TASK REQUIREMENTS: Go through the listing below and list every line with "hullám".

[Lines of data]
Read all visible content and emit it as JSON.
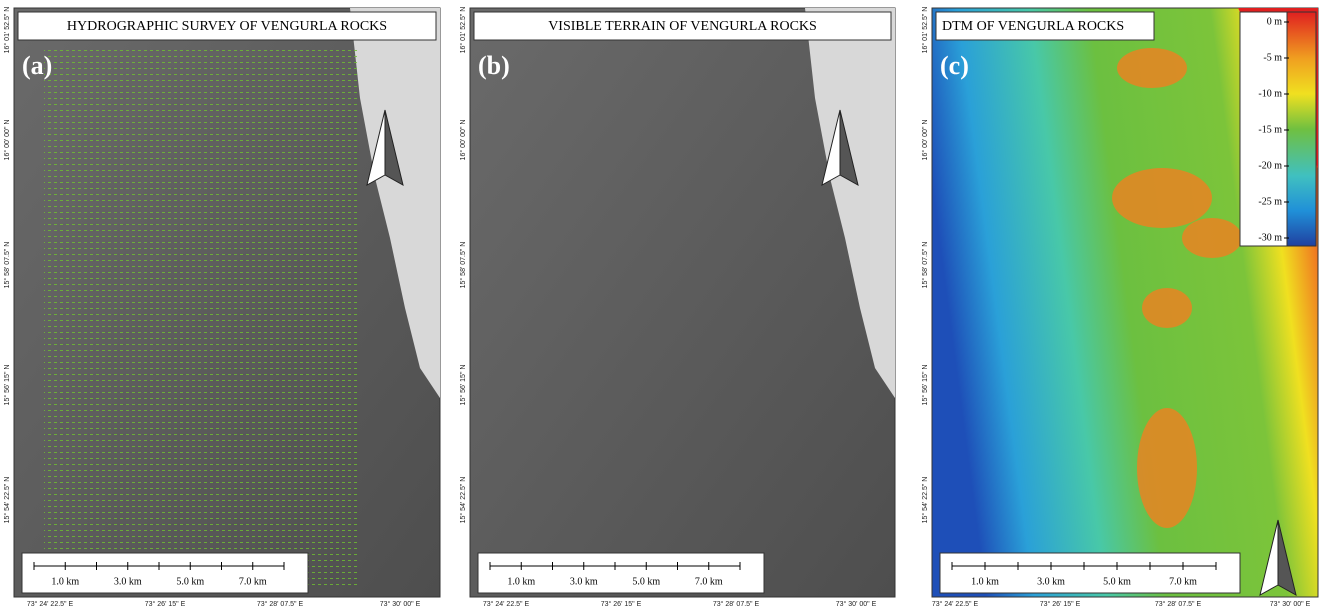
{
  "panels": [
    {
      "label": "(a)",
      "title": "HYDROGRAPHIC SURVEY OF VENGURLA ROCKS"
    },
    {
      "label": "(b)",
      "title": "VISIBLE TERRAIN OF VENGURLA ROCKS"
    },
    {
      "label": "(c)",
      "title": "DTM OF VENGURLA ROCKS"
    }
  ],
  "scale_bar": [
    "1.0 km",
    "3.0 km",
    "5.0 km",
    "7.0 km"
  ],
  "graticule": {
    "lat": [
      "16° 01' 52.5\" N",
      "16° 00' 00\" N",
      "15° 58' 07.5\" N",
      "15° 56' 15\" N",
      "15° 54' 22.5\" N"
    ],
    "lon": [
      "73° 24' 22.5\" E",
      "73° 26' 15\" E",
      "73° 28' 07.5\" E",
      "73° 30' 00\" E"
    ]
  },
  "legend": [
    "0 m",
    "-5 m",
    "-10 m",
    "-15 m",
    "-20 m",
    "-25 m",
    "-30 m"
  ]
}
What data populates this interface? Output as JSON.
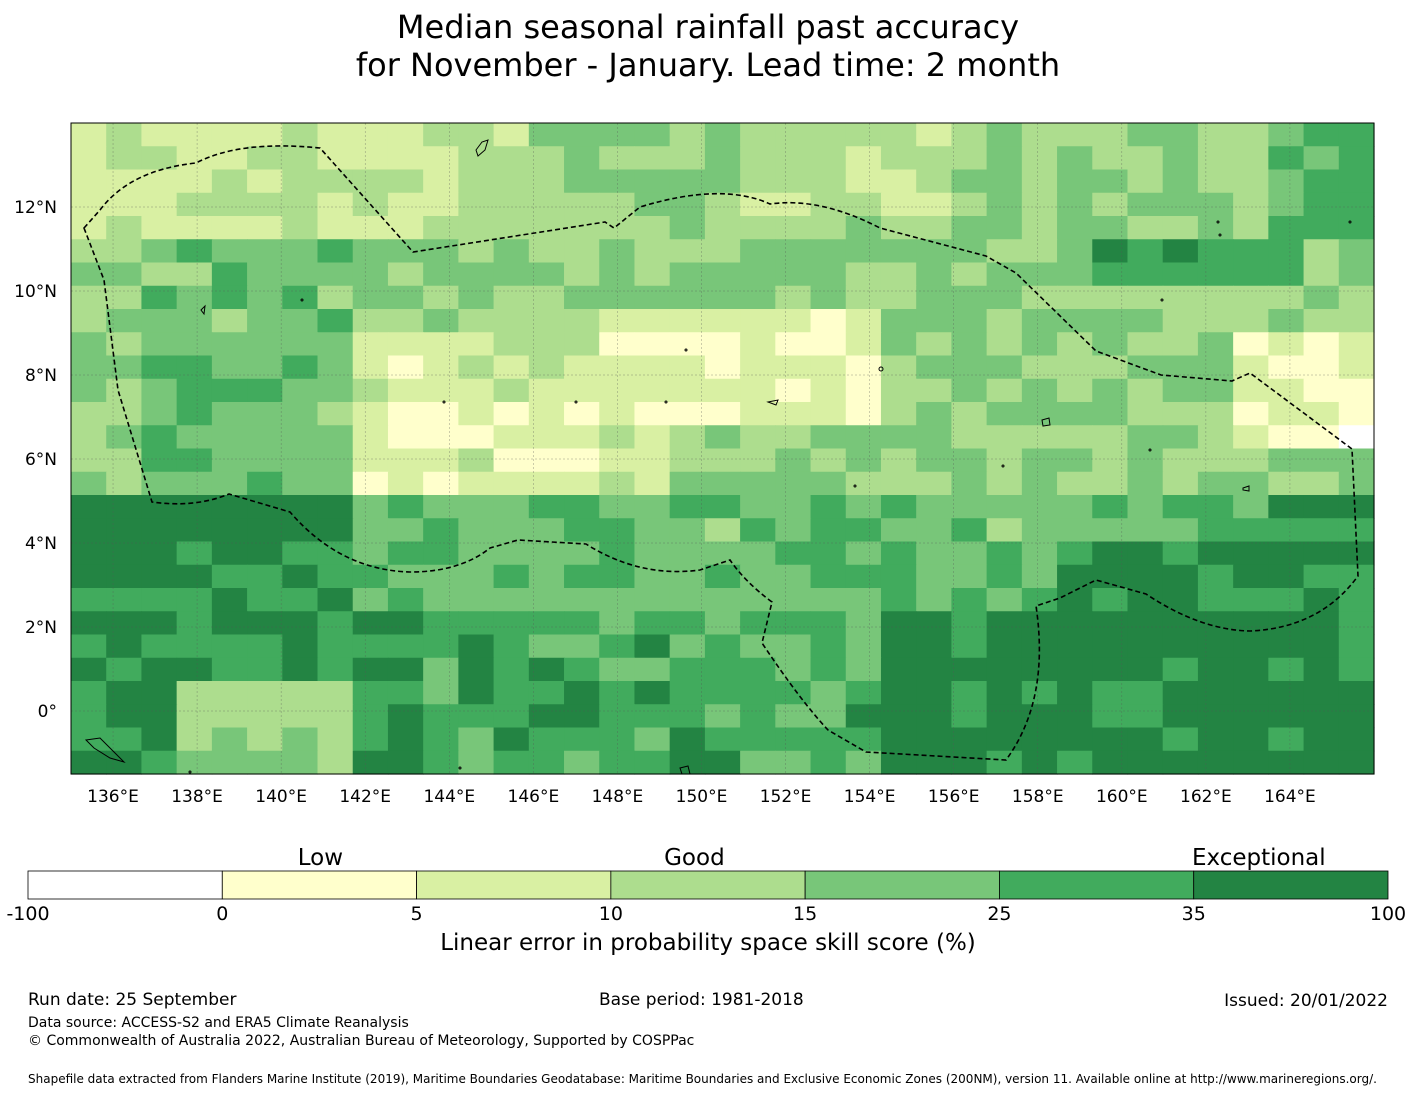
{
  "title": {
    "line1": "Median seasonal rainfall past accuracy",
    "line2": "for November - January. Lead time: 2 month"
  },
  "map": {
    "lon_range": [
      135,
      166
    ],
    "lat_range": [
      -1.5,
      14
    ],
    "lon_ticks": [
      "136°E",
      "138°E",
      "140°E",
      "142°E",
      "144°E",
      "146°E",
      "148°E",
      "150°E",
      "152°E",
      "154°E",
      "156°E",
      "158°E",
      "160°E",
      "162°E",
      "164°E"
    ],
    "lon_tick_values": [
      136,
      138,
      140,
      142,
      144,
      146,
      148,
      150,
      152,
      154,
      156,
      158,
      160,
      162,
      164
    ],
    "lat_ticks": [
      "12°N",
      "10°N",
      "8°N",
      "6°N",
      "4°N",
      "2°N",
      "0°"
    ],
    "lat_tick_values": [
      12,
      10,
      8,
      6,
      4,
      2,
      0
    ],
    "boundary": "EEZ boundary (dashed)"
  },
  "colorbar": {
    "category_labels": [
      "Low",
      "Good",
      "Exceptional"
    ],
    "ticks": [
      "-100",
      "0",
      "5",
      "10",
      "15",
      "25",
      "35",
      "100"
    ],
    "colors": [
      "#ffffff",
      "#ffffcc",
      "#d9f0a3",
      "#addd8e",
      "#78c679",
      "#41ab5d",
      "#238443"
    ],
    "title": "Linear error in probability space skill score (%)"
  },
  "footer": {
    "run_date": "Run date: 25 September",
    "base_period": "Base period: 1981-2018",
    "issued": "Issued: 20/01/2022",
    "data_source": "Data source: ACCESS-S2 and ERA5 Climate Reanalysis",
    "copyright": "© Commonwealth of Australia 2022, Australian Bureau of Meteorology, Supported by COSPPac",
    "shapefile": "Shapefile data extracted from Flanders Marine Institute (2019), Maritime Boundaries Geodatabase: Maritime Boundaries and Exclusive Economic Zones (200NM), version 11. Available online at http://www.marineregions.org/."
  }
}
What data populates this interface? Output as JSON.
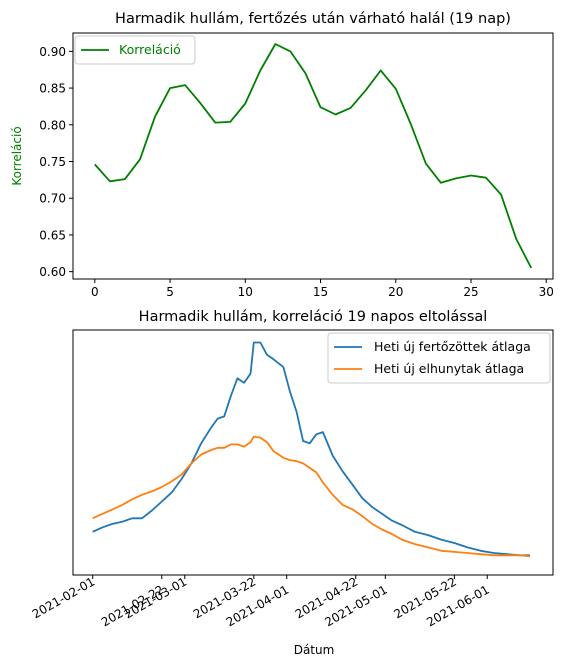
{
  "chart_data": [
    {
      "type": "line",
      "title": "Harmadik hullám, fertőzés után várható halál (19 nap)",
      "xlabel": "",
      "ylabel": "Korreláció",
      "xlim": [
        -1.45,
        30.45
      ],
      "ylim": [
        0.59,
        0.925
      ],
      "x_ticks": [
        0,
        5,
        10,
        15,
        20,
        25,
        30
      ],
      "x_tick_labels": [
        "0",
        "5",
        "10",
        "15",
        "20",
        "25",
        "30"
      ],
      "y_ticks": [
        0.6,
        0.65,
        0.7,
        0.75,
        0.8,
        0.85,
        0.9
      ],
      "y_tick_labels": [
        "0.60",
        "0.65",
        "0.70",
        "0.75",
        "0.80",
        "0.85",
        "0.90"
      ],
      "legend_position": "top-left",
      "grid": false,
      "series": [
        {
          "name": "Korreláció",
          "color": "#008000",
          "x": [
            0,
            1,
            2,
            3,
            4,
            5,
            6,
            7,
            8,
            9,
            10,
            11,
            12,
            13,
            14,
            15,
            16,
            17,
            18,
            19,
            20,
            21,
            22,
            23,
            24,
            25,
            26,
            27,
            28,
            29
          ],
          "y": [
            0.746,
            0.723,
            0.726,
            0.753,
            0.811,
            0.85,
            0.854,
            0.83,
            0.803,
            0.804,
            0.829,
            0.874,
            0.91,
            0.9,
            0.87,
            0.824,
            0.814,
            0.823,
            0.847,
            0.874,
            0.849,
            0.801,
            0.747,
            0.721,
            0.727,
            0.731,
            0.728,
            0.705,
            0.645,
            0.605
          ]
        }
      ]
    },
    {
      "type": "line",
      "title": "Harmadik hullám, korreláció 19 napos eltolással",
      "xlabel": "Dátum",
      "ylabel": "",
      "x_type": "date",
      "xlim": [
        "2021-01-26",
        "2021-06-21"
      ],
      "ylim": [
        0,
        1
      ],
      "x_ticks": [
        "2021-02-01",
        "2021-02-22",
        "2021-03-01",
        "2021-03-22",
        "2021-04-01",
        "2021-04-22",
        "2021-05-01",
        "2021-05-22",
        "2021-06-01"
      ],
      "x_tick_labels": [
        "2021-02-01",
        "2021-02-22",
        "2021-03-01",
        "2021-03-22",
        "2021-04-01",
        "2021-04-22",
        "2021-05-01",
        "2021-05-22",
        "2021-06-01"
      ],
      "y_axis_visible": false,
      "legend_position": "top-right",
      "grid": false,
      "series": [
        {
          "name": "Heti új fertőzöttek átlaga",
          "color": "#1f77b4",
          "x": [
            "2021-02-01",
            "2021-02-04",
            "2021-02-07",
            "2021-02-10",
            "2021-02-13",
            "2021-02-16",
            "2021-02-19",
            "2021-02-22",
            "2021-02-25",
            "2021-02-28",
            "2021-03-03",
            "2021-03-06",
            "2021-03-09",
            "2021-03-11",
            "2021-03-13",
            "2021-03-15",
            "2021-03-17",
            "2021-03-19",
            "2021-03-21",
            "2021-03-22",
            "2021-03-24",
            "2021-03-26",
            "2021-03-28",
            "2021-03-31",
            "2021-04-02",
            "2021-04-04",
            "2021-04-06",
            "2021-04-08",
            "2021-04-10",
            "2021-04-12",
            "2021-04-15",
            "2021-04-18",
            "2021-04-21",
            "2021-04-24",
            "2021-04-27",
            "2021-04-30",
            "2021-05-03",
            "2021-05-06",
            "2021-05-10",
            "2021-05-14",
            "2021-05-18",
            "2021-05-22",
            "2021-05-26",
            "2021-05-30",
            "2021-06-03",
            "2021-06-07",
            "2021-06-11",
            "2021-06-14"
          ],
          "y": [
            0.135,
            0.155,
            0.17,
            0.18,
            0.195,
            0.195,
            0.23,
            0.27,
            0.31,
            0.37,
            0.44,
            0.53,
            0.6,
            0.64,
            0.65,
            0.74,
            0.82,
            0.8,
            0.84,
            0.98,
            0.98,
            0.925,
            0.905,
            0.87,
            0.76,
            0.67,
            0.54,
            0.53,
            0.57,
            0.58,
            0.475,
            0.405,
            0.345,
            0.285,
            0.245,
            0.215,
            0.185,
            0.165,
            0.135,
            0.12,
            0.1,
            0.085,
            0.065,
            0.05,
            0.04,
            0.035,
            0.03,
            0.03
          ]
        },
        {
          "name": "Heti új elhunytak átlaga",
          "color": "#ff7f0e",
          "x": [
            "2021-02-01",
            "2021-02-04",
            "2021-02-07",
            "2021-02-10",
            "2021-02-13",
            "2021-02-16",
            "2021-02-19",
            "2021-02-22",
            "2021-02-25",
            "2021-02-28",
            "2021-03-03",
            "2021-03-06",
            "2021-03-09",
            "2021-03-11",
            "2021-03-13",
            "2021-03-15",
            "2021-03-17",
            "2021-03-19",
            "2021-03-21",
            "2021-03-22",
            "2021-03-24",
            "2021-03-26",
            "2021-03-28",
            "2021-03-31",
            "2021-04-02",
            "2021-04-04",
            "2021-04-06",
            "2021-04-08",
            "2021-04-10",
            "2021-04-12",
            "2021-04-15",
            "2021-04-18",
            "2021-04-21",
            "2021-04-24",
            "2021-04-27",
            "2021-04-30",
            "2021-05-03",
            "2021-05-06",
            "2021-05-10",
            "2021-05-14",
            "2021-05-18",
            "2021-05-22",
            "2021-05-26",
            "2021-05-30",
            "2021-06-03",
            "2021-06-07",
            "2021-06-11",
            "2021-06-14"
          ],
          "y": [
            0.195,
            0.215,
            0.235,
            0.255,
            0.28,
            0.3,
            0.315,
            0.335,
            0.36,
            0.39,
            0.44,
            0.48,
            0.5,
            0.51,
            0.51,
            0.525,
            0.525,
            0.515,
            0.535,
            0.56,
            0.555,
            0.535,
            0.495,
            0.465,
            0.455,
            0.45,
            0.44,
            0.42,
            0.4,
            0.355,
            0.3,
            0.255,
            0.235,
            0.205,
            0.17,
            0.145,
            0.125,
            0.1,
            0.08,
            0.065,
            0.05,
            0.045,
            0.04,
            0.035,
            0.03,
            0.03,
            0.03,
            0.025
          ]
        }
      ]
    }
  ]
}
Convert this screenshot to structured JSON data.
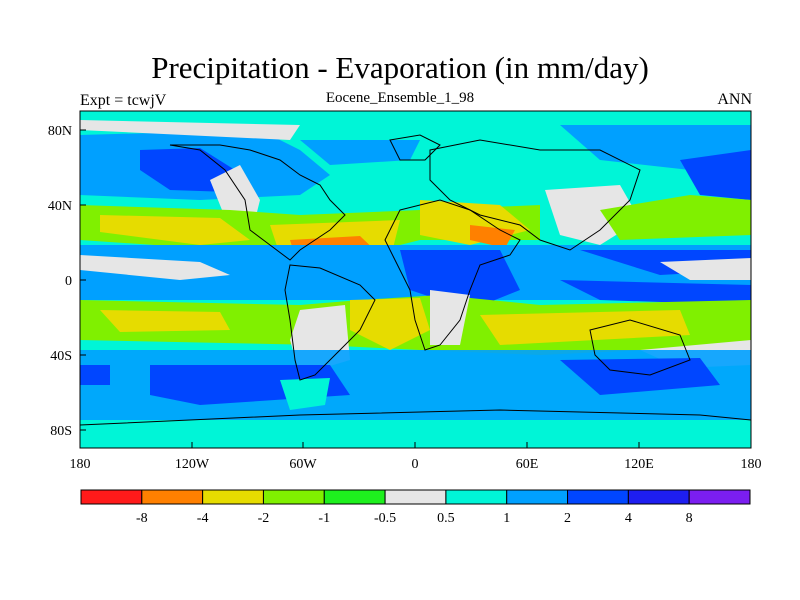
{
  "title": "Precipitation - Evaporation (in mm/day)",
  "subtitle_left": "Expt = tcwjV",
  "subtitle_center": "Eocene_Ensemble_1_98",
  "subtitle_right": "ANN",
  "lat_labels": [
    "80N",
    "40N",
    "0",
    "40S",
    "80S"
  ],
  "lon_labels": [
    "180",
    "120W",
    "60W",
    "0",
    "60E",
    "120E",
    "180"
  ],
  "colorbar": {
    "colors": [
      "#ff1a1a",
      "#ff8000",
      "#e6dc00",
      "#80f000",
      "#1ef01e",
      "#e6e6e6",
      "#00f5d7",
      "#00a0ff",
      "#0046ff",
      "#1e1ef0",
      "#7b1ef0"
    ],
    "labels": [
      "-8",
      "-4",
      "-2",
      "-1",
      "-0.5",
      "0.5",
      "1",
      "2",
      "4",
      "8"
    ]
  }
}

TASK SOLUTION:
      "title": "Harmadik hullám, fertőzés után várható halál (19 nap)",
      "title": "Harmadik hullám, korreláció 19 napos eltolással",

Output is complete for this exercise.